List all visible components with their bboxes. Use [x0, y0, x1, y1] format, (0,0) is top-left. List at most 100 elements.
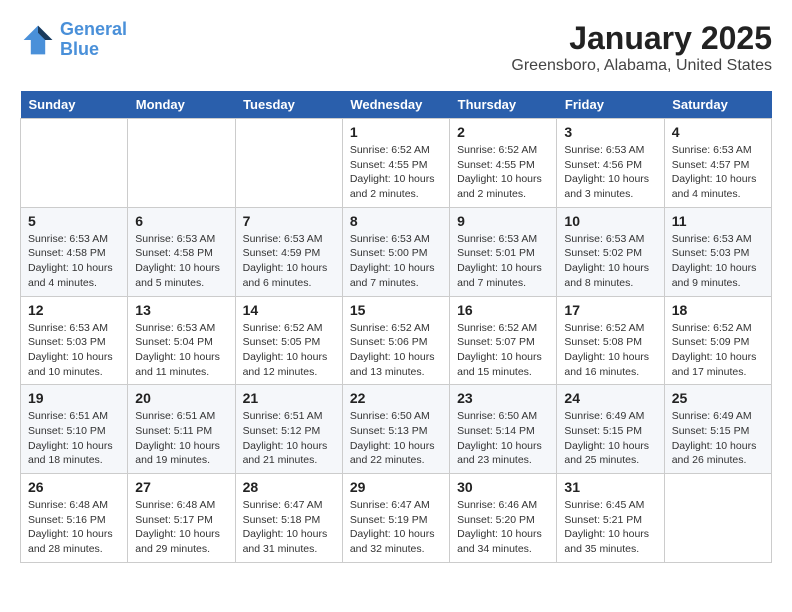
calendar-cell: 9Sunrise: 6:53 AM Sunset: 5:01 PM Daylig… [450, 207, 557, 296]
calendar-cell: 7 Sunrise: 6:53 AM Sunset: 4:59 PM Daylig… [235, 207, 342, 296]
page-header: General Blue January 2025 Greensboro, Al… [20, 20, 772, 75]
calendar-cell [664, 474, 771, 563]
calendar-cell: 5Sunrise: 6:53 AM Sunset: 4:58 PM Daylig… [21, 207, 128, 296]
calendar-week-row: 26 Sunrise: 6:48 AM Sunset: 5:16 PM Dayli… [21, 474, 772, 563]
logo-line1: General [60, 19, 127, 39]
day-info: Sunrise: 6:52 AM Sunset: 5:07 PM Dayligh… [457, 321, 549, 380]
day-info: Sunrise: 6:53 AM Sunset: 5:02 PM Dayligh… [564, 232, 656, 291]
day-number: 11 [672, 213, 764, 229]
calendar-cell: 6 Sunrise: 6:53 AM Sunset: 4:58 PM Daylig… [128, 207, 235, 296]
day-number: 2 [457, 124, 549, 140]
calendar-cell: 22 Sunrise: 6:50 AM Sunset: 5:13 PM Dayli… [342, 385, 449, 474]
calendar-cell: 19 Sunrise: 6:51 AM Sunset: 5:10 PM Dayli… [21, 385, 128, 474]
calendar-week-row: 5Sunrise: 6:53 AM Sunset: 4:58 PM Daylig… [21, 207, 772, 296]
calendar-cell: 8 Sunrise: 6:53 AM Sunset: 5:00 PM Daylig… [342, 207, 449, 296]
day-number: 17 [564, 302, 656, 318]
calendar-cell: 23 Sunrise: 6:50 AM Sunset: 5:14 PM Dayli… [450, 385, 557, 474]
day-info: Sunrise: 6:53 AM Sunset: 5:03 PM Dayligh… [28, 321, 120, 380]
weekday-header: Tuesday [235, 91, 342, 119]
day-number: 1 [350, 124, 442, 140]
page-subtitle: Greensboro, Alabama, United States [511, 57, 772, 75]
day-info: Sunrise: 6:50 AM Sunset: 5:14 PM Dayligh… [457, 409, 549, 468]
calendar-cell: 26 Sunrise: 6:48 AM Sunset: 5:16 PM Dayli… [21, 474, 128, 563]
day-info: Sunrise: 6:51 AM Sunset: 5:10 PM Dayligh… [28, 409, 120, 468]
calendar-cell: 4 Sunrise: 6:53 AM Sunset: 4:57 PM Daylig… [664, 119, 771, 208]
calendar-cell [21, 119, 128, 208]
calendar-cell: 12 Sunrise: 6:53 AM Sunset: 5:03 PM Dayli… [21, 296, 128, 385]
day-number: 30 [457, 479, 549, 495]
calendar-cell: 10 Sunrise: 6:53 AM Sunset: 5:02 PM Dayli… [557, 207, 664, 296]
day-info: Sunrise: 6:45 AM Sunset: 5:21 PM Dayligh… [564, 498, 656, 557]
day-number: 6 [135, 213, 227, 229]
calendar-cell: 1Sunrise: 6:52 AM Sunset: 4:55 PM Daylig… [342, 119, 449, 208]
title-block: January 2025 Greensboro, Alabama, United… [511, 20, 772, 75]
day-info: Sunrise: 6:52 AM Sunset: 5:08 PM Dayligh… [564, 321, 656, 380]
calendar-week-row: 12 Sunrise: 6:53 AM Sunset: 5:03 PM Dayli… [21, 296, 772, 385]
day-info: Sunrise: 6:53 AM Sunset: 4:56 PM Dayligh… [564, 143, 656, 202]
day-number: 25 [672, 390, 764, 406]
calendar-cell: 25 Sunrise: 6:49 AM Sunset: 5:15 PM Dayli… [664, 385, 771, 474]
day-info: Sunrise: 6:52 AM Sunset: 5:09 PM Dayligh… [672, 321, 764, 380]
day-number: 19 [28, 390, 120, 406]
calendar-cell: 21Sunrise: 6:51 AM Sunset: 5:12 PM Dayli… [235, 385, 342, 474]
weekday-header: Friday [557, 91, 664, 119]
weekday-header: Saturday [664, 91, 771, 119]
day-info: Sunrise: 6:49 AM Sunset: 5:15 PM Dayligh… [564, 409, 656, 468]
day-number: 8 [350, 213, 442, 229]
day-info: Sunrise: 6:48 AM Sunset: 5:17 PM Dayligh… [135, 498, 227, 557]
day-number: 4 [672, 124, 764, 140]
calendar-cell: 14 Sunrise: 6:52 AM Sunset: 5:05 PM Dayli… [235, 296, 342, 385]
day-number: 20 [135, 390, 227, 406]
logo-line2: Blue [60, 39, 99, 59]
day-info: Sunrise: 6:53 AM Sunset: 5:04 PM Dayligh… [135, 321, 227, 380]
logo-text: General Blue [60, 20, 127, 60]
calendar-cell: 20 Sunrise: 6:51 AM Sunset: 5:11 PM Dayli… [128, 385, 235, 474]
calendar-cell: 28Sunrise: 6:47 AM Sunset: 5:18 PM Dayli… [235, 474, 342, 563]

● ● ● ● ● ● ●

**WHAT TO DO:** Transcribe every line of the records above verbatim, omitting the pictures from your answer.

**RESPONSE:**
List all visible components with their bboxes. Use [x0, y0, x1, y1] format, (0,0) is top-left. List at most 100 elements.
calendar-cell: 9Sunrise: 6:53 AM Sunset: 5:01 PM Daylig… [450, 207, 557, 296]
calendar-cell: 7 Sunrise: 6:53 AM Sunset: 4:59 PM Daylig… [235, 207, 342, 296]
page-header: General Blue January 2025 Greensboro, Al… [20, 20, 772, 75]
calendar-cell [664, 474, 771, 563]
calendar-cell: 5Sunrise: 6:53 AM Sunset: 4:58 PM Daylig… [21, 207, 128, 296]
calendar-week-row: 26 Sunrise: 6:48 AM Sunset: 5:16 PM Dayli… [21, 474, 772, 563]
logo-line1: General [60, 19, 127, 39]
day-info: Sunrise: 6:52 AM Sunset: 5:07 PM Dayligh… [457, 321, 549, 380]
day-info: Sunrise: 6:53 AM Sunset: 5:02 PM Dayligh… [564, 232, 656, 291]
day-number: 11 [672, 213, 764, 229]
calendar-cell: 6 Sunrise: 6:53 AM Sunset: 4:58 PM Daylig… [128, 207, 235, 296]
day-number: 2 [457, 124, 549, 140]
calendar-cell: 22 Sunrise: 6:50 AM Sunset: 5:13 PM Dayli… [342, 385, 449, 474]
calendar-cell: 19 Sunrise: 6:51 AM Sunset: 5:10 PM Dayli… [21, 385, 128, 474]
calendar-week-row: 5Sunrise: 6:53 AM Sunset: 4:58 PM Daylig… [21, 207, 772, 296]
calendar-cell: 8 Sunrise: 6:53 AM Sunset: 5:00 PM Daylig… [342, 207, 449, 296]
day-number: 17 [564, 302, 656, 318]
calendar-cell: 23 Sunrise: 6:50 AM Sunset: 5:14 PM Dayli… [450, 385, 557, 474]
day-info: Sunrise: 6:53 AM Sunset: 5:03 PM Dayligh… [28, 321, 120, 380]
weekday-header: Tuesday [235, 91, 342, 119]
day-number: 1 [350, 124, 442, 140]
page-subtitle: Greensboro, Alabama, United States [511, 57, 772, 75]
day-info: Sunrise: 6:50 AM Sunset: 5:14 PM Dayligh… [457, 409, 549, 468]
calendar-cell: 26 Sunrise: 6:48 AM Sunset: 5:16 PM Dayli… [21, 474, 128, 563]
day-info: Sunrise: 6:51 AM Sunset: 5:10 PM Dayligh… [28, 409, 120, 468]
calendar-cell: 4 Sunrise: 6:53 AM Sunset: 4:57 PM Daylig… [664, 119, 771, 208]
calendar-cell [21, 119, 128, 208]
calendar-cell: 12 Sunrise: 6:53 AM Sunset: 5:03 PM Dayli… [21, 296, 128, 385]
day-number: 30 [457, 479, 549, 495]
calendar-cell: 10 Sunrise: 6:53 AM Sunset: 5:02 PM Dayli… [557, 207, 664, 296]
day-info: Sunrise: 6:45 AM Sunset: 5:21 PM Dayligh… [564, 498, 656, 557]
day-number: 6 [135, 213, 227, 229]
calendar-cell: 1Sunrise: 6:52 AM Sunset: 4:55 PM Daylig… [342, 119, 449, 208]
title-block: January 2025 Greensboro, Alabama, United… [511, 20, 772, 75]
day-info: Sunrise: 6:52 AM Sunset: 5:08 PM Dayligh… [564, 321, 656, 380]
calendar-week-row: 12 Sunrise: 6:53 AM Sunset: 5:03 PM Dayli… [21, 296, 772, 385]
day-info: Sunrise: 6:53 AM Sunset: 4:56 PM Dayligh… [564, 143, 656, 202]
day-number: 25 [672, 390, 764, 406]
calendar-cell: 25 Sunrise: 6:49 AM Sunset: 5:15 PM Dayli… [664, 385, 771, 474]
day-info: Sunrise: 6:52 AM Sunset: 5:09 PM Dayligh… [672, 321, 764, 380]
day-number: 19 [28, 390, 120, 406]
calendar-cell: 21Sunrise: 6:51 AM Sunset: 5:12 PM Dayli… [235, 385, 342, 474]
weekday-header: Friday [557, 91, 664, 119]
weekday-header: Saturday [664, 91, 771, 119]
day-info: Sunrise: 6:49 AM Sunset: 5:15 PM Dayligh… [564, 409, 656, 468]
day-number: 8 [350, 213, 442, 229]
day-info: Sunrise: 6:48 AM Sunset: 5:17 PM Dayligh… [135, 498, 227, 557]
day-number: 4 [672, 124, 764, 140]
calendar-cell: 14 Sunrise: 6:52 AM Sunset: 5:05 PM Dayli… [235, 296, 342, 385]
day-number: 20 [135, 390, 227, 406]
logo-line2: Blue [60, 39, 99, 59]
day-info: Sunrise: 6:53 AM Sunset: 5:04 PM Dayligh… [135, 321, 227, 380]
logo-text: General Blue [60, 20, 127, 60]
calendar-cell: 20 Sunrise: 6:51 AM Sunset: 5:11 PM Dayli… [128, 385, 235, 474]
calendar-cell: 28Sunrise: 6:47 AM Sunset: 5:18 PM Dayli… [235, 474, 342, 563]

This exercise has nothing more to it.